> **Goal**
Find all lines in the records that include the word "WINDOWS", and copy them out.

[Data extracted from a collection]
┄┄┄┄┄┄┄┄┄┄┄┄┄┄┄┄┄┄┄┄

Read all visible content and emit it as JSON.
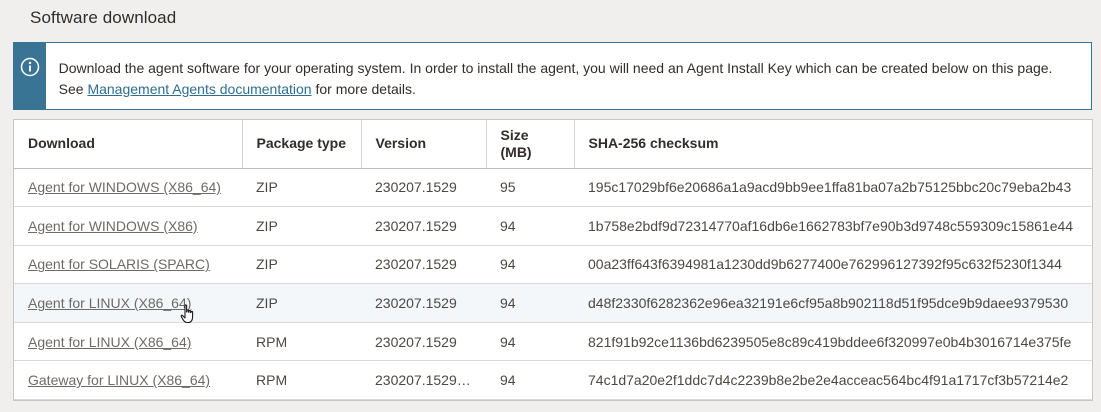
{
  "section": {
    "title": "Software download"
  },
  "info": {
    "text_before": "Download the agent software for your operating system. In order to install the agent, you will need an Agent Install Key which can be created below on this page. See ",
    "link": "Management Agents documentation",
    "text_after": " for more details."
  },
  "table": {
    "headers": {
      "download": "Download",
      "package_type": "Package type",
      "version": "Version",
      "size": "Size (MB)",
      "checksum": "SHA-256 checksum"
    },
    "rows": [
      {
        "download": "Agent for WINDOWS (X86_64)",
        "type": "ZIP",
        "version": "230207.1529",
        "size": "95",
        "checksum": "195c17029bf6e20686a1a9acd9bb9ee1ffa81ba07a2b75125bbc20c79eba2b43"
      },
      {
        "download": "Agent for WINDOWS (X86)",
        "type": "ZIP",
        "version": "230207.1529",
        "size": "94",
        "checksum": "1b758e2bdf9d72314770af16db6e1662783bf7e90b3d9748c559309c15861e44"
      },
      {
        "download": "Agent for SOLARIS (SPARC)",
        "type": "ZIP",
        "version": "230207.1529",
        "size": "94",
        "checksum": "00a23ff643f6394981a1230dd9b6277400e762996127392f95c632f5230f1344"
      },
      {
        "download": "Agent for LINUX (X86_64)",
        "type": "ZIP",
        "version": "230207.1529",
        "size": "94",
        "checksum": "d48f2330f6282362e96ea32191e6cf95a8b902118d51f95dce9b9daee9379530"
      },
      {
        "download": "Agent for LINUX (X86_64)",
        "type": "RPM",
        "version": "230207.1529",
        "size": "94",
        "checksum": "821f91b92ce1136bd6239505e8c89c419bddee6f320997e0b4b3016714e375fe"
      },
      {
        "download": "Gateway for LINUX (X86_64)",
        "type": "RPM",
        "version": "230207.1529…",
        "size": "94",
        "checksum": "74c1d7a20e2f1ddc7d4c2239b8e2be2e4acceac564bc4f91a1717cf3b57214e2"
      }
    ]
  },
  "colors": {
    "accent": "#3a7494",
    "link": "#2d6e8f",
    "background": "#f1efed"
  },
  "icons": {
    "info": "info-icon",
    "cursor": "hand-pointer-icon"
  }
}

┄┄┄┄┄┄┄┄┄┄┄┄┄┄┄┄┄┄┄┄

> **Response for this exercise**
        "download": "Agent for WINDOWS (X86_64)",
        "download": "Agent for WINDOWS (X86)",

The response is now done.